Task description
Look through the data below. Show each line where the string "this" occurs.

Exercise inputs
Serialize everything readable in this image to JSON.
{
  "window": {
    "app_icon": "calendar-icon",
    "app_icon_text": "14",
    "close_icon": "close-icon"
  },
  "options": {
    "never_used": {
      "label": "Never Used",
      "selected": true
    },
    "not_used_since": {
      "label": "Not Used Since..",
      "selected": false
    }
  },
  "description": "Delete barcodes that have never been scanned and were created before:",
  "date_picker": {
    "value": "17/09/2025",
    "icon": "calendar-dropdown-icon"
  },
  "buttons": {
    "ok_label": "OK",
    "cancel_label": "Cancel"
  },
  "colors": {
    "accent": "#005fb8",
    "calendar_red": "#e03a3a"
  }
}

...

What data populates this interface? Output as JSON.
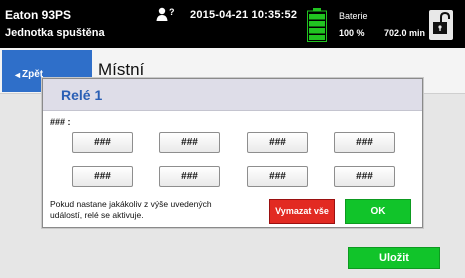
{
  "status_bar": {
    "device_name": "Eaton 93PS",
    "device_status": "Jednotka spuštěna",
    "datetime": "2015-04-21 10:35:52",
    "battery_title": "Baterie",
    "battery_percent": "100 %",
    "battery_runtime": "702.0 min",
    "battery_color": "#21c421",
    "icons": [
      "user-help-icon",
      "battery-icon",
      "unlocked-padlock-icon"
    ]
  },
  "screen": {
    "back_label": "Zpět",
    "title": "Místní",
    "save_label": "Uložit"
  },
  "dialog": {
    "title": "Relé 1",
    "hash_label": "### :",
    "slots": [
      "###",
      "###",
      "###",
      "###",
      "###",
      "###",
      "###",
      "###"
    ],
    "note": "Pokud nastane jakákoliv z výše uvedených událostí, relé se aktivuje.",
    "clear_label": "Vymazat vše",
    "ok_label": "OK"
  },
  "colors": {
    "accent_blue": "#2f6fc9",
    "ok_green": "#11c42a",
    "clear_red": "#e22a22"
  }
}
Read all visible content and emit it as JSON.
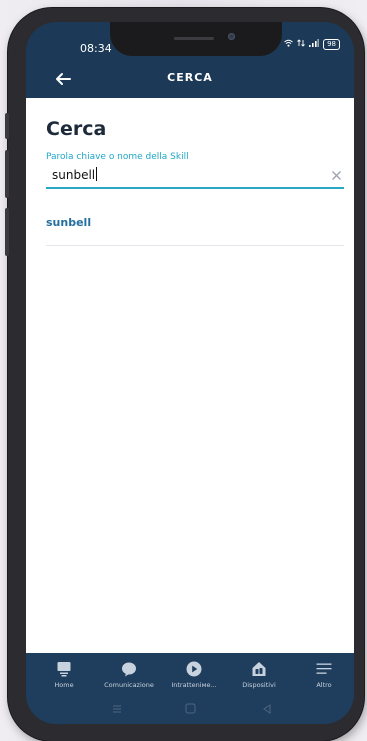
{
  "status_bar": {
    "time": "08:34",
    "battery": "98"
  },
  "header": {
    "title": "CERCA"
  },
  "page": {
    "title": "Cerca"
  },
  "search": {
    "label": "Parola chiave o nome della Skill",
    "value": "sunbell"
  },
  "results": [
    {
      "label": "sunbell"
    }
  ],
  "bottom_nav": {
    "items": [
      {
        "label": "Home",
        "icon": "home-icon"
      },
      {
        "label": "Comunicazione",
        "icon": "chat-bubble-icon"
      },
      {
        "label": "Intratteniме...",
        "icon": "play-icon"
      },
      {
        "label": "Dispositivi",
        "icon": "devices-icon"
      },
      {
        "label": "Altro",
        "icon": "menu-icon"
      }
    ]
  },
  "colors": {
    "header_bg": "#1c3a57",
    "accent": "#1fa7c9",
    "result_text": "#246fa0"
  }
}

Finished task
Serialize everything readable in this image to JSON.
What data populates this interface? Output as JSON.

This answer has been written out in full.